:: Dataset ::

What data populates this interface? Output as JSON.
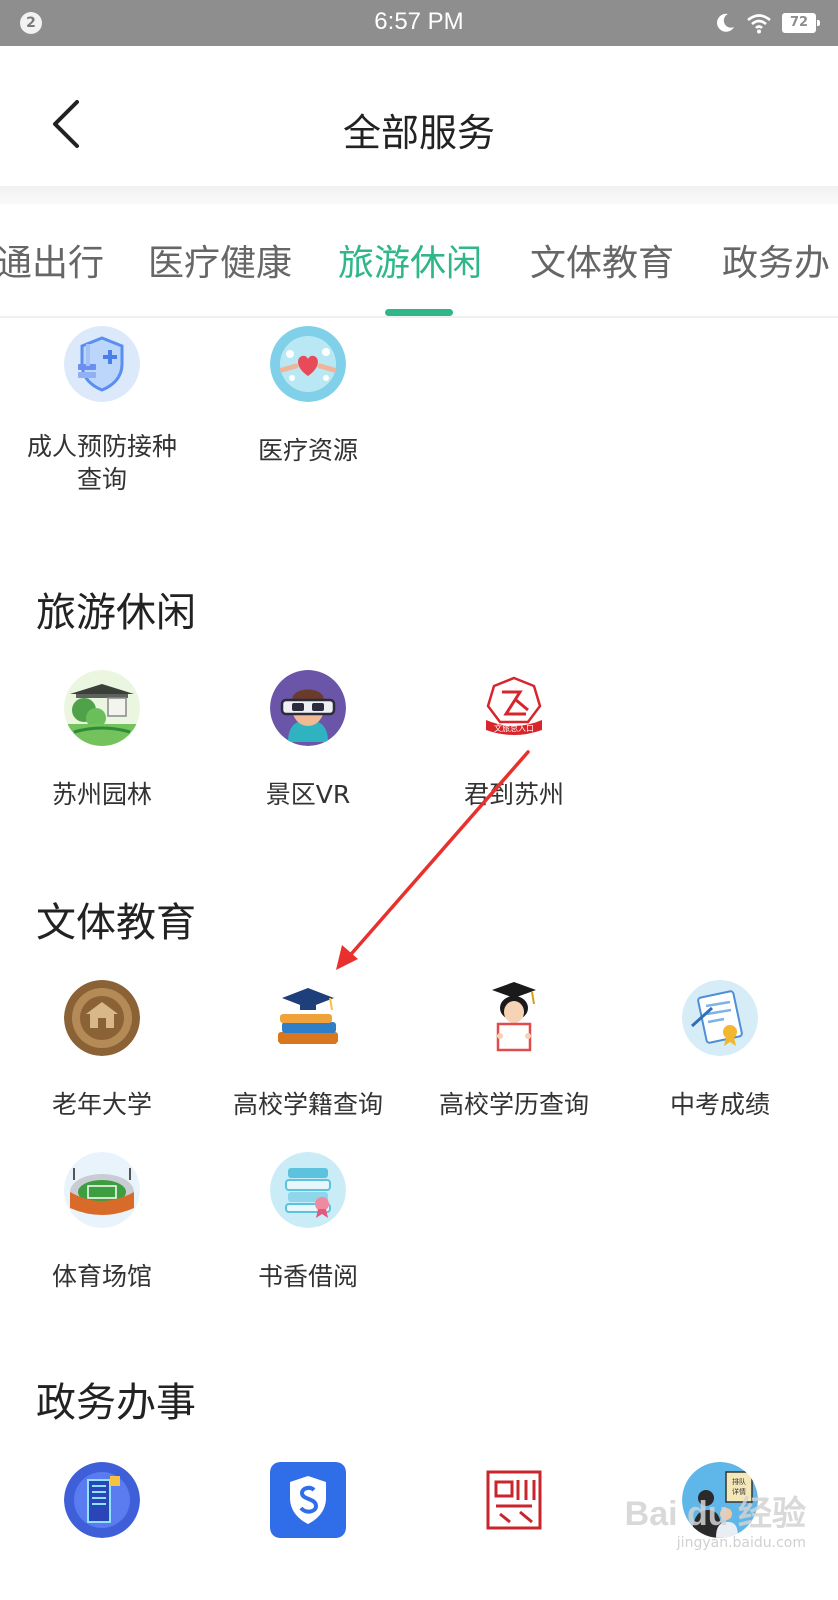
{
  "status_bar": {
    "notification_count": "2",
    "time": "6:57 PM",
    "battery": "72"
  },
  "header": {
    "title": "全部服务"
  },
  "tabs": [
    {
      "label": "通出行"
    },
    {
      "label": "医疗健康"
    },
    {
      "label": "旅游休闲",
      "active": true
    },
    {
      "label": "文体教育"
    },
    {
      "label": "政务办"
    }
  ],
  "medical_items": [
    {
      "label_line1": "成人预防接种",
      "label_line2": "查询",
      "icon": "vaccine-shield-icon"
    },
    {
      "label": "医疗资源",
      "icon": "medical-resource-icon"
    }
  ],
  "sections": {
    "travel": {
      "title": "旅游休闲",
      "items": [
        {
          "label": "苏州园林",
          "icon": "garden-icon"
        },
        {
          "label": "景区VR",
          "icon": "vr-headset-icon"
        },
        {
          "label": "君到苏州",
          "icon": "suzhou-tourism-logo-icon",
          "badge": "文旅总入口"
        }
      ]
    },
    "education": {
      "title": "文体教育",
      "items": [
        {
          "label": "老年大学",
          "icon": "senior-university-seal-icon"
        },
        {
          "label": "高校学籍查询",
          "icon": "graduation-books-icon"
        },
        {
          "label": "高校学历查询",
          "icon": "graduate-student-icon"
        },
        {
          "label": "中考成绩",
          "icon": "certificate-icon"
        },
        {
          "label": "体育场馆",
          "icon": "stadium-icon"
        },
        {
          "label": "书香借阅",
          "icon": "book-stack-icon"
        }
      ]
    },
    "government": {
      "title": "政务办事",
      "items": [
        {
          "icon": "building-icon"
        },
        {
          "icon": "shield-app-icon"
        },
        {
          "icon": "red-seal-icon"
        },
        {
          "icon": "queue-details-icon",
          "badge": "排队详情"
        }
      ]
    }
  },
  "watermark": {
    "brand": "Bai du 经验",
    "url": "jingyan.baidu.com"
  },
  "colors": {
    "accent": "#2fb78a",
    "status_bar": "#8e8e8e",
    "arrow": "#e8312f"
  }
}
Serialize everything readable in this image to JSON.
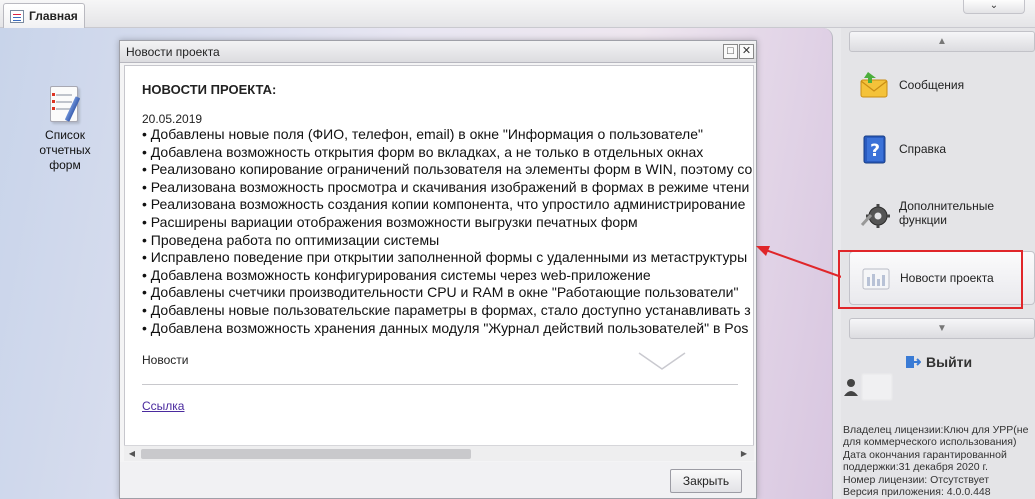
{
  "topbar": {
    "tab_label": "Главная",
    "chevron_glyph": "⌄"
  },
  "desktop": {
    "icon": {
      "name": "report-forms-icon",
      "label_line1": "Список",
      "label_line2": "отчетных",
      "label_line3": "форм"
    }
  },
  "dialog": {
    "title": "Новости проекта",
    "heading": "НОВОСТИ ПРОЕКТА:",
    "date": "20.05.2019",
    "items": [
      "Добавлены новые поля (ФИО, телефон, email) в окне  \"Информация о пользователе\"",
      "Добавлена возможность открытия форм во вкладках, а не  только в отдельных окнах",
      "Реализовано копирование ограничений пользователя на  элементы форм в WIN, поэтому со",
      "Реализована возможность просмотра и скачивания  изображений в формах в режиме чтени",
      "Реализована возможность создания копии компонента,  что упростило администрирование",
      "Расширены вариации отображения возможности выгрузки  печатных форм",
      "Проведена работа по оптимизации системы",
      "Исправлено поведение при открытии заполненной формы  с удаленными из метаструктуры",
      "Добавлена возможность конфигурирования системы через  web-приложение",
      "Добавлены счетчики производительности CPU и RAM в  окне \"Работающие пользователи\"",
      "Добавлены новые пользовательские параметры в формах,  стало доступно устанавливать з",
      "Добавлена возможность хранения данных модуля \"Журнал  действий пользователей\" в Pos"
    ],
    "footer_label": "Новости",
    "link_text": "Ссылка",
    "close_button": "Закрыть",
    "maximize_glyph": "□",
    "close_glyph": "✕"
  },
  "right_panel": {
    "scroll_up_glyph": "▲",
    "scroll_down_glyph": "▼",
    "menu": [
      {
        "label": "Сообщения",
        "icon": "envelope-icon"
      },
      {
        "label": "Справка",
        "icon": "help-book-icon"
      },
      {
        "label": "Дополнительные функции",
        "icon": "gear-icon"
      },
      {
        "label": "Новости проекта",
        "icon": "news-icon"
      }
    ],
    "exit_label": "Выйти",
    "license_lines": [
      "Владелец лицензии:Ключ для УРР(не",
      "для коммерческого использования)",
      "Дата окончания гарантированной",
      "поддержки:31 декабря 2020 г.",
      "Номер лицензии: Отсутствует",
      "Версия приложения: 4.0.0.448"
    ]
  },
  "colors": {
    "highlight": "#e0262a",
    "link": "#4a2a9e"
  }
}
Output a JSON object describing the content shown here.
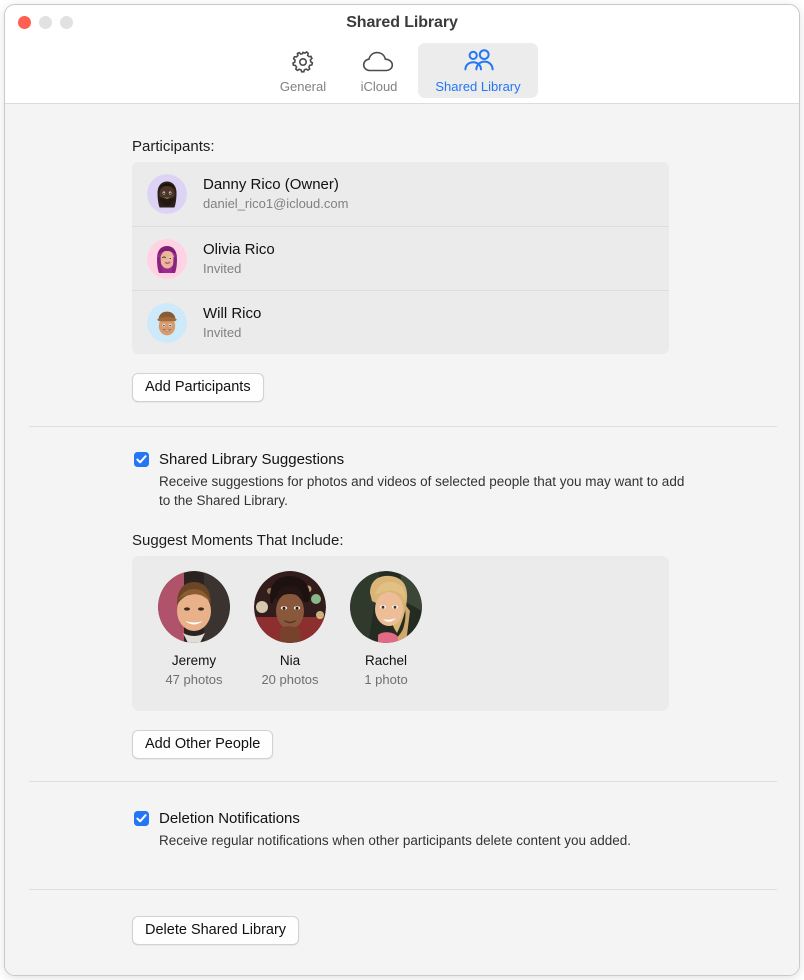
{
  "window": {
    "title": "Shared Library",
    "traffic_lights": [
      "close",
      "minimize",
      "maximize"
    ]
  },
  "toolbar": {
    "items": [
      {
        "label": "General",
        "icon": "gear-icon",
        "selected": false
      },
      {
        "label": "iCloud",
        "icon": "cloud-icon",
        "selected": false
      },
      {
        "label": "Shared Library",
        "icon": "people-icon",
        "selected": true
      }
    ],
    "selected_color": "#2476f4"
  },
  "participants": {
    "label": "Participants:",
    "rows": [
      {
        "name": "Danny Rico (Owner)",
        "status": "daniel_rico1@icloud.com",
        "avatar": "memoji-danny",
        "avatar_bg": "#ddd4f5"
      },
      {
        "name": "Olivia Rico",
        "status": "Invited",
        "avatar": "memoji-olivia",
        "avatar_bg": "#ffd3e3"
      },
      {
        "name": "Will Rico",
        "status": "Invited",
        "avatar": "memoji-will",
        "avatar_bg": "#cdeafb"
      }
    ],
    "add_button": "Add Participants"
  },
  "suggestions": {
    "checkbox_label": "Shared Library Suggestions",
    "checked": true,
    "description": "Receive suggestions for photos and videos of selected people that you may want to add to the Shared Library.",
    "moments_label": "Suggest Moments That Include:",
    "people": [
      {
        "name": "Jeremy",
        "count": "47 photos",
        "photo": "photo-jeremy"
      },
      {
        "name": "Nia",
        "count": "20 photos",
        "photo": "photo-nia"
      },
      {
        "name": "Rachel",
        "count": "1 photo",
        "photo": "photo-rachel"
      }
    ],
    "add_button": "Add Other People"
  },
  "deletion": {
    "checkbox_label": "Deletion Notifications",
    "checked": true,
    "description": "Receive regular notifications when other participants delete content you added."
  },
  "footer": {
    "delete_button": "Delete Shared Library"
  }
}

:::

▶ **Given instruction**
Exclude all images and restate the records above word for word.

▶ **Response to the exercise**
What data populates this interface? Output as JSON.
{
  "status_bar": {
    "notification_count": "2",
    "time": "6:57 PM",
    "battery": "72"
  },
  "header": {
    "title": "全部服务"
  },
  "tabs": [
    {
      "label": "通出行"
    },
    {
      "label": "医疗健康"
    },
    {
      "label": "旅游休闲",
      "active": true
    },
    {
      "label": "文体教育"
    },
    {
      "label": "政务办"
    }
  ],
  "medical_items": [
    {
      "label_line1": "成人预防接种",
      "label_line2": "查询",
      "icon": "vaccine-shield-icon"
    },
    {
      "label": "医疗资源",
      "icon": "medical-resource-icon"
    }
  ],
  "sections": {
    "travel": {
      "title": "旅游休闲",
      "items": [
        {
          "label": "苏州园林",
          "icon": "garden-icon"
        },
        {
          "label": "景区VR",
          "icon": "vr-headset-icon"
        },
        {
          "label": "君到苏州",
          "icon": "suzhou-tourism-logo-icon",
          "badge": "文旅总入口"
        }
      ]
    },
    "education": {
      "title": "文体教育",
      "items": [
        {
          "label": "老年大学",
          "icon": "senior-university-seal-icon"
        },
        {
          "label": "高校学籍查询",
          "icon": "graduation-books-icon"
        },
        {
          "label": "高校学历查询",
          "icon": "graduate-student-icon"
        },
        {
          "label": "中考成绩",
          "icon": "certificate-icon"
        },
        {
          "label": "体育场馆",
          "icon": "stadium-icon"
        },
        {
          "label": "书香借阅",
          "icon": "book-stack-icon"
        }
      ]
    },
    "government": {
      "title": "政务办事",
      "items": [
        {
          "icon": "building-icon"
        },
        {
          "icon": "shield-app-icon"
        },
        {
          "icon": "red-seal-icon"
        },
        {
          "icon": "queue-details-icon",
          "badge": "排队详情"
        }
      ]
    }
  },
  "watermark": {
    "brand": "Bai du 经验",
    "url": "jingyan.baidu.com"
  },
  "colors": {
    "accent": "#2fb78a",
    "status_bar": "#8e8e8e",
    "arrow": "#e8312f"
  }
}
Serialize everything readable in this image to JSON.
{
  "topbar": {
    "tab_label": "Главная",
    "chevron_glyph": "⌄"
  },
  "desktop": {
    "icon": {
      "name": "report-forms-icon",
      "label_line1": "Список",
      "label_line2": "отчетных",
      "label_line3": "форм"
    }
  },
  "dialog": {
    "title": "Новости проекта",
    "heading": "НОВОСТИ ПРОЕКТА:",
    "date": "20.05.2019",
    "items": [
      "Добавлены новые поля (ФИО, телефон, email) в окне  \"Информация о пользователе\"",
      "Добавлена возможность открытия форм во вкладках, а не  только в отдельных окнах",
      "Реализовано копирование ограничений пользователя на  элементы форм в WIN, поэтому со",
      "Реализована возможность просмотра и скачивания  изображений в формах в режиме чтени",
      "Реализована возможность создания копии компонента,  что упростило администрирование",
      "Расширены вариации отображения возможности выгрузки  печатных форм",
      "Проведена работа по оптимизации системы",
      "Исправлено поведение при открытии заполненной формы  с удаленными из метаструктуры",
      "Добавлена возможность конфигурирования системы через  web-приложение",
      "Добавлены счетчики производительности CPU и RAM в  окне \"Работающие пользователи\"",
      "Добавлены новые пользовательские параметры в формах,  стало доступно устанавливать з",
      "Добавлена возможность хранения данных модуля \"Журнал  действий пользователей\" в Pos"
    ],
    "footer_label": "Новости",
    "link_text": "Ссылка",
    "close_button": "Закрыть",
    "maximize_glyph": "□",
    "close_glyph": "✕"
  },
  "right_panel": {
    "scroll_up_glyph": "▲",
    "scroll_down_glyph": "▼",
    "menu": [
      {
        "label": "Сообщения",
        "icon": "envelope-icon"
      },
      {
        "label": "Справка",
        "icon": "help-book-icon"
      },
      {
        "label": "Дополнительные функции",
        "icon": "gear-icon"
      },
      {
        "label": "Новости проекта",
        "icon": "news-icon"
      }
    ],
    "exit_label": "Выйти",
    "license_lines": [
      "Владелец лицензии:Ключ для УРР(не",
      "для коммерческого использования)",
      "Дата окончания гарантированной",
      "поддержки:31 декабря 2020 г.",
      "Номер лицензии: Отсутствует",
      "Версия приложения: 4.0.0.448"
    ]
  },
  "colors": {
    "highlight": "#e0262a",
    "link": "#4a2a9e"
  }
}
Output a JSON object describing the content shown here.
{
  "window": {
    "title": "Shared Library",
    "traffic_lights": [
      "close",
      "minimize",
      "maximize"
    ]
  },
  "toolbar": {
    "items": [
      {
        "label": "General",
        "icon": "gear-icon",
        "selected": false
      },
      {
        "label": "iCloud",
        "icon": "cloud-icon",
        "selected": false
      },
      {
        "label": "Shared Library",
        "icon": "people-icon",
        "selected": true
      }
    ],
    "selected_color": "#2476f4"
  },
  "participants": {
    "label": "Participants:",
    "rows": [
      {
        "name": "Danny Rico (Owner)",
        "status": "daniel_rico1@icloud.com",
        "avatar": "memoji-danny",
        "avatar_bg": "#ddd4f5"
      },
      {
        "name": "Olivia Rico",
        "status": "Invited",
        "avatar": "memoji-olivia",
        "avatar_bg": "#ffd3e3"
      },
      {
        "name": "Will Rico",
        "status": "Invited",
        "avatar": "memoji-will",
        "avatar_bg": "#cdeafb"
      }
    ],
    "add_button": "Add Participants"
  },
  "suggestions": {
    "checkbox_label": "Shared Library Suggestions",
    "checked": true,
    "description": "Receive suggestions for photos and videos of selected people that you may want to add to the Shared Library.",
    "moments_label": "Suggest Moments That Include:",
    "people": [
      {
        "name": "Jeremy",
        "count": "47 photos",
        "photo": "photo-jeremy"
      },
      {
        "name": "Nia",
        "count": "20 photos",
        "photo": "photo-nia"
      },
      {
        "name": "Rachel",
        "count": "1 photo",
        "photo": "photo-rachel"
      }
    ],
    "add_button": "Add Other People"
  },
  "deletion": {
    "checkbox_label": "Deletion Notifications",
    "checked": true,
    "description": "Receive regular notifications when other participants delete content you added."
  },
  "footer": {
    "delete_button": "Delete Shared Library"
  }
}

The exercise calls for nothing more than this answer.